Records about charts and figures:
══════

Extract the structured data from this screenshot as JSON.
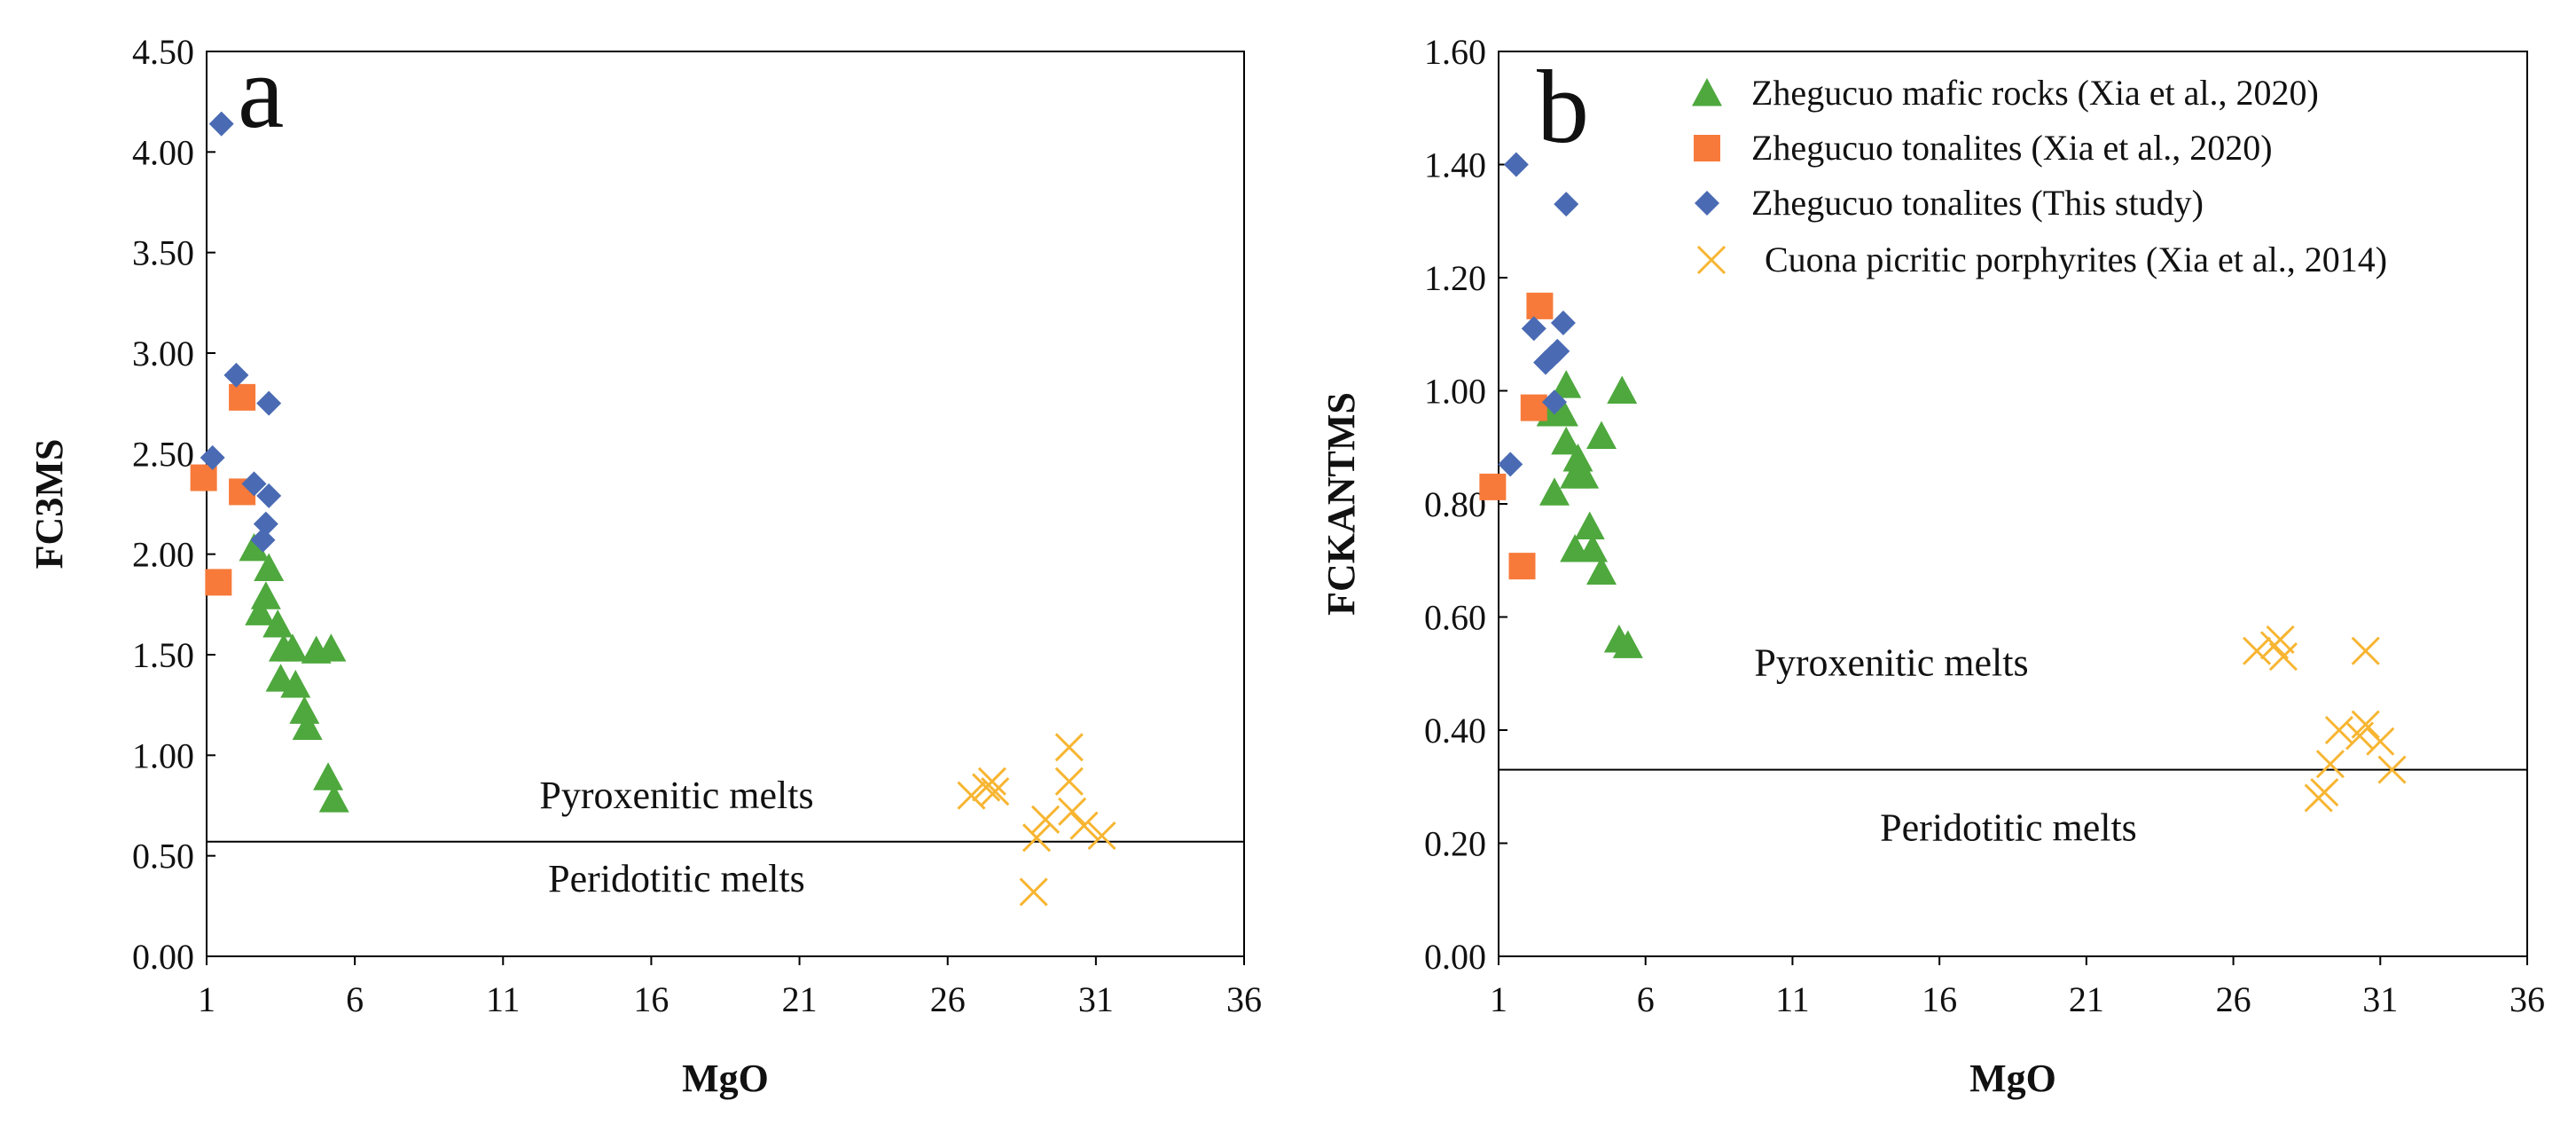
{
  "colors": {
    "mafic": "#4ea83d",
    "tonalite_xia": "#f77a3a",
    "tonalite_this": "#4a6bb3",
    "picritic": "#f7b531",
    "axis": "#000000"
  },
  "legend": {
    "items": [
      {
        "marker": "triangle",
        "label": "Zhegucuo mafic rocks (Xia et al., 2020)"
      },
      {
        "marker": "square",
        "label": "Zhegucuo tonalites (Xia et al., 2020)"
      },
      {
        "marker": "diamond",
        "label": "Zhegucuo tonalites (This study)"
      },
      {
        "marker": "cross",
        "label": "Cuona picritic porphyrites (Xia et al., 2014)"
      }
    ],
    "placement": "top-right of panel b"
  },
  "chart_data": [
    {
      "type": "scatter",
      "panel_label": "a",
      "xlabel": "MgO",
      "ylabel": "FC3MS",
      "xlim": [
        1,
        36
      ],
      "ylim": [
        0,
        4.5
      ],
      "x_ticks": [
        "1",
        "6",
        "11",
        "16",
        "21",
        "26",
        "31",
        "36"
      ],
      "y_ticks": [
        "0.00",
        "0.50",
        "1.00",
        "1.50",
        "2.00",
        "2.50",
        "3.00",
        "3.50",
        "4.00",
        "4.50"
      ],
      "boundary": {
        "y": 0.57,
        "above_label": "Pyroxenitic melts",
        "below_label": "Peridotitic melts"
      },
      "series": [
        {
          "key": "mafic",
          "marker": "triangle",
          "points": [
            [
              2.6,
              2.03
            ],
            [
              3.1,
              1.93
            ],
            [
              3.0,
              1.79
            ],
            [
              2.8,
              1.71
            ],
            [
              3.4,
              1.65
            ],
            [
              3.6,
              1.53
            ],
            [
              3.9,
              1.53
            ],
            [
              4.7,
              1.52
            ],
            [
              5.2,
              1.53
            ],
            [
              3.5,
              1.38
            ],
            [
              4.0,
              1.35
            ],
            [
              4.3,
              1.22
            ],
            [
              4.4,
              1.14
            ],
            [
              5.1,
              0.89
            ],
            [
              5.3,
              0.78
            ]
          ]
        },
        {
          "key": "tonalite_xia",
          "marker": "square",
          "points": [
            [
              2.2,
              2.78
            ],
            [
              0.9,
              2.38
            ],
            [
              2.2,
              2.31
            ],
            [
              1.4,
              1.86
            ]
          ]
        },
        {
          "key": "tonalite_this",
          "marker": "diamond",
          "points": [
            [
              1.5,
              4.14
            ],
            [
              2.0,
              2.89
            ],
            [
              3.1,
              2.75
            ],
            [
              1.2,
              2.48
            ],
            [
              2.6,
              2.35
            ],
            [
              3.1,
              2.29
            ],
            [
              3.0,
              2.15
            ],
            [
              2.9,
              2.07
            ]
          ]
        },
        {
          "key": "picritic",
          "marker": "cross",
          "points": [
            [
              26.8,
              0.8
            ],
            [
              27.3,
              0.84
            ],
            [
              27.5,
              0.87
            ],
            [
              27.6,
              0.82
            ],
            [
              30.1,
              1.04
            ],
            [
              30.1,
              0.87
            ],
            [
              30.2,
              0.72
            ],
            [
              29.3,
              0.68
            ],
            [
              29.0,
              0.59
            ],
            [
              30.6,
              0.65
            ],
            [
              31.2,
              0.6
            ],
            [
              28.9,
              0.32
            ]
          ]
        }
      ]
    },
    {
      "type": "scatter",
      "panel_label": "b",
      "xlabel": "MgO",
      "ylabel": "FCKANTMS",
      "xlim": [
        1,
        36
      ],
      "ylim": [
        0,
        1.6
      ],
      "x_ticks": [
        "1",
        "6",
        "11",
        "16",
        "21",
        "26",
        "31",
        "36"
      ],
      "y_ticks": [
        "0.00",
        "0.20",
        "0.40",
        "0.60",
        "0.80",
        "1.00",
        "1.20",
        "1.40",
        "1.60"
      ],
      "boundary": {
        "y": 0.33,
        "above_label": "Pyroxenitic melts",
        "below_label": "Peridotitic melts"
      },
      "series": [
        {
          "key": "mafic",
          "marker": "triangle",
          "points": [
            [
              3.3,
              1.01
            ],
            [
              5.2,
              1.0
            ],
            [
              2.8,
              0.96
            ],
            [
              3.2,
              0.96
            ],
            [
              3.3,
              0.91
            ],
            [
              4.5,
              0.92
            ],
            [
              3.7,
              0.88
            ],
            [
              3.9,
              0.85
            ],
            [
              3.6,
              0.85
            ],
            [
              2.9,
              0.82
            ],
            [
              4.1,
              0.76
            ],
            [
              4.2,
              0.72
            ],
            [
              3.6,
              0.72
            ],
            [
              4.5,
              0.68
            ],
            [
              5.1,
              0.56
            ],
            [
              5.4,
              0.55
            ]
          ]
        },
        {
          "key": "tonalite_xia",
          "marker": "square",
          "points": [
            [
              2.4,
              1.15
            ],
            [
              2.2,
              0.97
            ],
            [
              0.8,
              0.83
            ],
            [
              1.8,
              0.69
            ]
          ]
        },
        {
          "key": "tonalite_this",
          "marker": "diamond",
          "points": [
            [
              1.6,
              1.4
            ],
            [
              3.3,
              1.33
            ],
            [
              3.2,
              1.12
            ],
            [
              2.2,
              1.11
            ],
            [
              2.8,
              1.06
            ],
            [
              3.0,
              1.07
            ],
            [
              2.6,
              1.05
            ],
            [
              2.9,
              0.98
            ],
            [
              1.4,
              0.87
            ]
          ]
        },
        {
          "key": "picritic",
          "marker": "cross",
          "points": [
            [
              26.8,
              0.54
            ],
            [
              27.4,
              0.55
            ],
            [
              27.6,
              0.56
            ],
            [
              27.7,
              0.53
            ],
            [
              30.5,
              0.54
            ],
            [
              30.5,
              0.41
            ],
            [
              30.3,
              0.39
            ],
            [
              31.0,
              0.38
            ],
            [
              29.6,
              0.4
            ],
            [
              29.3,
              0.34
            ],
            [
              31.4,
              0.33
            ],
            [
              28.9,
              0.28
            ],
            [
              29.1,
              0.29
            ]
          ]
        }
      ]
    }
  ]
}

══════

Except for the pictures, copy the material above exactly.

* _Result_:
Extract the structured data from this screenshot as JSON.
{
  "colors": {
    "mafic": "#4ea83d",
    "tonalite_xia": "#f77a3a",
    "tonalite_this": "#4a6bb3",
    "picritic": "#f7b531",
    "axis": "#000000"
  },
  "legend": {
    "items": [
      {
        "marker": "triangle",
        "label": "Zhegucuo mafic rocks (Xia et al., 2020)"
      },
      {
        "marker": "square",
        "label": "Zhegucuo tonalites (Xia et al., 2020)"
      },
      {
        "marker": "diamond",
        "label": "Zhegucuo tonalites (This study)"
      },
      {
        "marker": "cross",
        "label": "Cuona picritic porphyrites (Xia et al., 2014)"
      }
    ],
    "placement": "top-right of panel b"
  },
  "chart_data": [
    {
      "type": "scatter",
      "panel_label": "a",
      "xlabel": "MgO",
      "ylabel": "FC3MS",
      "xlim": [
        1,
        36
      ],
      "ylim": [
        0,
        4.5
      ],
      "x_ticks": [
        "1",
        "6",
        "11",
        "16",
        "21",
        "26",
        "31",
        "36"
      ],
      "y_ticks": [
        "0.00",
        "0.50",
        "1.00",
        "1.50",
        "2.00",
        "2.50",
        "3.00",
        "3.50",
        "4.00",
        "4.50"
      ],
      "boundary": {
        "y": 0.57,
        "above_label": "Pyroxenitic melts",
        "below_label": "Peridotitic melts"
      },
      "series": [
        {
          "key": "mafic",
          "marker": "triangle",
          "points": [
            [
              2.6,
              2.03
            ],
            [
              3.1,
              1.93
            ],
            [
              3.0,
              1.79
            ],
            [
              2.8,
              1.71
            ],
            [
              3.4,
              1.65
            ],
            [
              3.6,
              1.53
            ],
            [
              3.9,
              1.53
            ],
            [
              4.7,
              1.52
            ],
            [
              5.2,
              1.53
            ],
            [
              3.5,
              1.38
            ],
            [
              4.0,
              1.35
            ],
            [
              4.3,
              1.22
            ],
            [
              4.4,
              1.14
            ],
            [
              5.1,
              0.89
            ],
            [
              5.3,
              0.78
            ]
          ]
        },
        {
          "key": "tonalite_xia",
          "marker": "square",
          "points": [
            [
              2.2,
              2.78
            ],
            [
              0.9,
              2.38
            ],
            [
              2.2,
              2.31
            ],
            [
              1.4,
              1.86
            ]
          ]
        },
        {
          "key": "tonalite_this",
          "marker": "diamond",
          "points": [
            [
              1.5,
              4.14
            ],
            [
              2.0,
              2.89
            ],
            [
              3.1,
              2.75
            ],
            [
              1.2,
              2.48
            ],
            [
              2.6,
              2.35
            ],
            [
              3.1,
              2.29
            ],
            [
              3.0,
              2.15
            ],
            [
              2.9,
              2.07
            ]
          ]
        },
        {
          "key": "picritic",
          "marker": "cross",
          "points": [
            [
              26.8,
              0.8
            ],
            [
              27.3,
              0.84
            ],
            [
              27.5,
              0.87
            ],
            [
              27.6,
              0.82
            ],
            [
              30.1,
              1.04
            ],
            [
              30.1,
              0.87
            ],
            [
              30.2,
              0.72
            ],
            [
              29.3,
              0.68
            ],
            [
              29.0,
              0.59
            ],
            [
              30.6,
              0.65
            ],
            [
              31.2,
              0.6
            ],
            [
              28.9,
              0.32
            ]
          ]
        }
      ]
    },
    {
      "type": "scatter",
      "panel_label": "b",
      "xlabel": "MgO",
      "ylabel": "FCKANTMS",
      "xlim": [
        1,
        36
      ],
      "ylim": [
        0,
        1.6
      ],
      "x_ticks": [
        "1",
        "6",
        "11",
        "16",
        "21",
        "26",
        "31",
        "36"
      ],
      "y_ticks": [
        "0.00",
        "0.20",
        "0.40",
        "0.60",
        "0.80",
        "1.00",
        "1.20",
        "1.40",
        "1.60"
      ],
      "boundary": {
        "y": 0.33,
        "above_label": "Pyroxenitic melts",
        "below_label": "Peridotitic melts"
      },
      "series": [
        {
          "key": "mafic",
          "marker": "triangle",
          "points": [
            [
              3.3,
              1.01
            ],
            [
              5.2,
              1.0
            ],
            [
              2.8,
              0.96
            ],
            [
              3.2,
              0.96
            ],
            [
              3.3,
              0.91
            ],
            [
              4.5,
              0.92
            ],
            [
              3.7,
              0.88
            ],
            [
              3.9,
              0.85
            ],
            [
              3.6,
              0.85
            ],
            [
              2.9,
              0.82
            ],
            [
              4.1,
              0.76
            ],
            [
              4.2,
              0.72
            ],
            [
              3.6,
              0.72
            ],
            [
              4.5,
              0.68
            ],
            [
              5.1,
              0.56
            ],
            [
              5.4,
              0.55
            ]
          ]
        },
        {
          "key": "tonalite_xia",
          "marker": "square",
          "points": [
            [
              2.4,
              1.15
            ],
            [
              2.2,
              0.97
            ],
            [
              0.8,
              0.83
            ],
            [
              1.8,
              0.69
            ]
          ]
        },
        {
          "key": "tonalite_this",
          "marker": "diamond",
          "points": [
            [
              1.6,
              1.4
            ],
            [
              3.3,
              1.33
            ],
            [
              3.2,
              1.12
            ],
            [
              2.2,
              1.11
            ],
            [
              2.8,
              1.06
            ],
            [
              3.0,
              1.07
            ],
            [
              2.6,
              1.05
            ],
            [
              2.9,
              0.98
            ],
            [
              1.4,
              0.87
            ]
          ]
        },
        {
          "key": "picritic",
          "marker": "cross",
          "points": [
            [
              26.8,
              0.54
            ],
            [
              27.4,
              0.55
            ],
            [
              27.6,
              0.56
            ],
            [
              27.7,
              0.53
            ],
            [
              30.5,
              0.54
            ],
            [
              30.5,
              0.41
            ],
            [
              30.3,
              0.39
            ],
            [
              31.0,
              0.38
            ],
            [
              29.6,
              0.4
            ],
            [
              29.3,
              0.34
            ],
            [
              31.4,
              0.33
            ],
            [
              28.9,
              0.28
            ],
            [
              29.1,
              0.29
            ]
          ]
        }
      ]
    }
  ]
}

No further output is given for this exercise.